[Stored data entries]
════════════════

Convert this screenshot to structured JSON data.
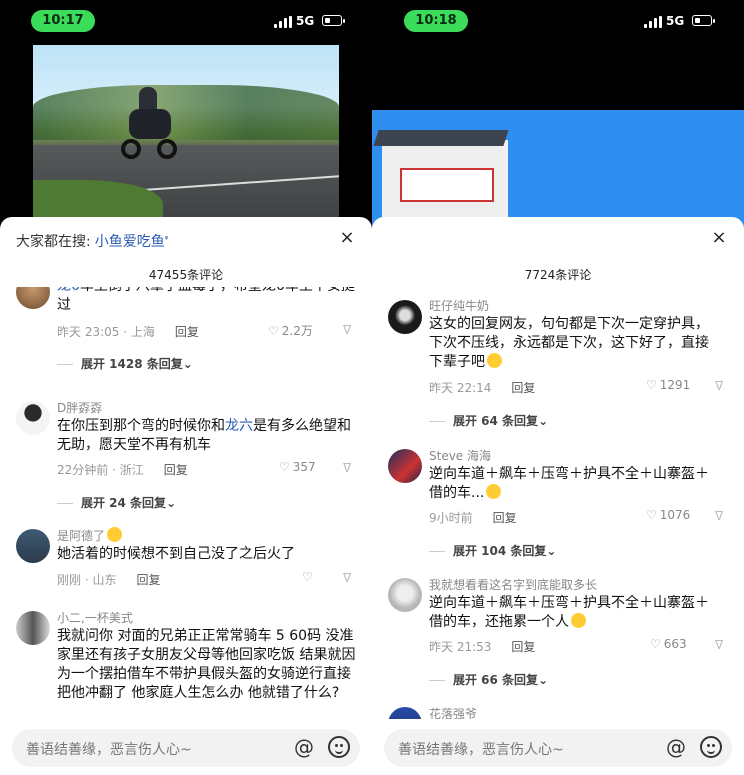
{
  "left": {
    "status": {
      "time": "10:17",
      "network": "5G"
    },
    "search_prefix": "大家都在搜:",
    "search_query": "小鱼爱吃鱼",
    "search_icon": "search-icon",
    "close": "×",
    "comment_count": "47455条评论",
    "comments": [
      {
        "text_link": "龙6",
        "text_rest": "车主倒了八辈子血霉了，希望龙6车主平安挺过",
        "meta": "昨天 23:05 · 上海",
        "reply": "回复",
        "likes": "2.2万",
        "expand": "展开 1428 条回复"
      },
      {
        "user": "D胖孬孬",
        "text_a": "在你压到那个弯的时候你和",
        "text_link": "龙六",
        "text_b": "是有多么绝望和无助，愿天堂不再有机车",
        "meta": "22分钟前 · 浙江",
        "reply": "回复",
        "likes": "357",
        "expand": "展开 24 条回复"
      },
      {
        "user": "是阿德了",
        "text": "她活着的时候想不到自己没了之后火了",
        "meta": "刚刚 · 山东",
        "reply": "回复"
      },
      {
        "user": "小二,一杯美式",
        "text": "我就问你 对面的兄弟正正常常骑车 5 60码 没准家里还有孩子女朋友父母等他回家吃饭 结果就因为一个摆拍借车不带护具假头盔的女骑逆行直接把他冲翻了 他家庭人生怎么办 他就错了什么?"
      }
    ],
    "input_placeholder": "善语结善缘，恶言伤人心~"
  },
  "right": {
    "status": {
      "time": "10:18",
      "network": "5G"
    },
    "close": "×",
    "comment_count": "7724条评论",
    "comments": [
      {
        "user": "旺仔纯牛奶",
        "text": "这女的回复网友，句句都是下次一定穿护具，下次不压线，永远都是下次，这下好了，直接下辈子吧",
        "meta": "昨天 22:14",
        "reply": "回复",
        "likes": "1291",
        "expand": "展开 64 条回复"
      },
      {
        "user": "Steve 海海",
        "text": "逆向车道＋飙车＋压弯＋护具不全＋山寨盔＋借的车...",
        "meta": "9小时前",
        "reply": "回复",
        "likes": "1076",
        "expand": "展开 104 条回复"
      },
      {
        "user": "我就想看看这名字到底能取多长",
        "text": "逆向车道＋飙车＋压弯＋护具不全＋山寨盔＋借的车，还拖累一个人",
        "meta": "昨天 21:53",
        "reply": "回复",
        "likes": "663",
        "expand": "展开 66 条回复"
      },
      {
        "user": "花落强爷"
      }
    ],
    "input_placeholder": "善语结善缘，恶言伤人心~"
  },
  "icons": {
    "at": "@",
    "dislike": "ᐁ",
    "heart": "♡",
    "chevron": "⌄"
  },
  "colors": {
    "status_pill": "#3bdc5a",
    "link": "#2a5bb0"
  }
}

════════════════

**REQUIRED WORK**
In the entries above, how many lines hold the word "user"? State the number and nothing else.

**FULL ANSWER**
7